Records provided:
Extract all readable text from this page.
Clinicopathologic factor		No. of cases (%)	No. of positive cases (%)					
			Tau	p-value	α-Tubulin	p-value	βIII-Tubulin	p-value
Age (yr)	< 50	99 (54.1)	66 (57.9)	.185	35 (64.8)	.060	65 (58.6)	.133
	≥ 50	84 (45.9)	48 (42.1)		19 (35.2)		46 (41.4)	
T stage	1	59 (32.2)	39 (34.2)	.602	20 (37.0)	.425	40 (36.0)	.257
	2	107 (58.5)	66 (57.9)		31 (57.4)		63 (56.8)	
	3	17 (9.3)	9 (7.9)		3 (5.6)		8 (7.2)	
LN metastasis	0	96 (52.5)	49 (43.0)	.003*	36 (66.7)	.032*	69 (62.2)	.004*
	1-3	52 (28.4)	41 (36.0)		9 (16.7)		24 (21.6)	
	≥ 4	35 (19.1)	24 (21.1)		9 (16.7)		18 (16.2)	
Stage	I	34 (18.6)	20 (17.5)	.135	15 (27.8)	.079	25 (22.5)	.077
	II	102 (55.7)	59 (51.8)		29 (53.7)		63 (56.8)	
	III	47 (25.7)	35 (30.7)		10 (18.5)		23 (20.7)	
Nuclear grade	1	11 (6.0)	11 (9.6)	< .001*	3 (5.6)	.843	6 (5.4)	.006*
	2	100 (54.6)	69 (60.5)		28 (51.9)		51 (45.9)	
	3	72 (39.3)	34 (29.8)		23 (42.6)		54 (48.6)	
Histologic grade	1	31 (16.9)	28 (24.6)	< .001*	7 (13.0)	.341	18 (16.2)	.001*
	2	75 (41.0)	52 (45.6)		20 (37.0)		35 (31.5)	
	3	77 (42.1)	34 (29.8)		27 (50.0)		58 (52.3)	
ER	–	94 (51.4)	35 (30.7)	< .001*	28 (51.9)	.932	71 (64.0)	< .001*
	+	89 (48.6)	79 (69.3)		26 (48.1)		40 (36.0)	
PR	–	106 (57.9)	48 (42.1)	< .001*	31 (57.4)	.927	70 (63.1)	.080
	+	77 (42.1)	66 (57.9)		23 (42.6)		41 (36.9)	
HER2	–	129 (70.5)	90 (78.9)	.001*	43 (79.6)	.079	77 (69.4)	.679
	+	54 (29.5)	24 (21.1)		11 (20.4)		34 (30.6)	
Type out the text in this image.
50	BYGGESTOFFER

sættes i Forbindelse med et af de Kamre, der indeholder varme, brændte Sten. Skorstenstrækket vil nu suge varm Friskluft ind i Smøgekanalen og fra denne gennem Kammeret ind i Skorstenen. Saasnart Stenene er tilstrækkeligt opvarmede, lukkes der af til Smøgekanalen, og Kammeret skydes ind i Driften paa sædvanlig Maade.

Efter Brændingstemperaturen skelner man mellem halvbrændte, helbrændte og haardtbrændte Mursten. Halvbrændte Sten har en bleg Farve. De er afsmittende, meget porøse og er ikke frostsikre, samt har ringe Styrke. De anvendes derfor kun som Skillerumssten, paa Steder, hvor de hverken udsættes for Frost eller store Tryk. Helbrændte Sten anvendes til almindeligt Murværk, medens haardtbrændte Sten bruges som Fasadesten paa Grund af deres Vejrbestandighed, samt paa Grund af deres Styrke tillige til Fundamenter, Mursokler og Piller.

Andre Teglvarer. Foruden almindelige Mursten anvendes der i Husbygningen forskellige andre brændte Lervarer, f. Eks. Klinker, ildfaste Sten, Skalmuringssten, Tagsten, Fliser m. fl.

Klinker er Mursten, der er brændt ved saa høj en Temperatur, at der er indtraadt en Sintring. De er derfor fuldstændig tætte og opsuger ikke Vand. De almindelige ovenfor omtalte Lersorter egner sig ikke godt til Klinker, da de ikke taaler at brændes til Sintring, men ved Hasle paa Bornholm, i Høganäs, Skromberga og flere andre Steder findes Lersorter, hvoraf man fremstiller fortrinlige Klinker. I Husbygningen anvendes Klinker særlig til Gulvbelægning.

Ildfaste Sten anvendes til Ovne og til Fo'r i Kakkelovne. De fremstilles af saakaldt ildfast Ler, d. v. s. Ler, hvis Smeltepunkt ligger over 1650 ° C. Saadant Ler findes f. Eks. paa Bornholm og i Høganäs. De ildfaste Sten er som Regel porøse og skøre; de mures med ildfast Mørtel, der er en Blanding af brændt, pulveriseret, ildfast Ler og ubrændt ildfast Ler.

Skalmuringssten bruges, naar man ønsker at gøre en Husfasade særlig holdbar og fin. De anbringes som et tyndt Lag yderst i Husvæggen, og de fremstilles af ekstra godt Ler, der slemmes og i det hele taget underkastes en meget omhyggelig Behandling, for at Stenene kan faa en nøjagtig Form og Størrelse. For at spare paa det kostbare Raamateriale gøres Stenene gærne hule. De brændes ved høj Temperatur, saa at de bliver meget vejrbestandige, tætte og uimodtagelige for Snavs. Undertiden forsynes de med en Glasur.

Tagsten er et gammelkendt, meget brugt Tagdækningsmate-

What to work on: Check each line of the entries for the string "Tagsten". Copy the lines that have it.

Task solution:
Andre Teglvarer. Foruden almindelige Mursten anvendes der i Husbygningen forskellige andre brændte Lervarer, f. Eks. Klinker, ildfaste Sten, Skalmuringssten, Tagsten, Fliser m. fl.
Tagsten er et gammelkendt, meget brugt Tagdækningsmate-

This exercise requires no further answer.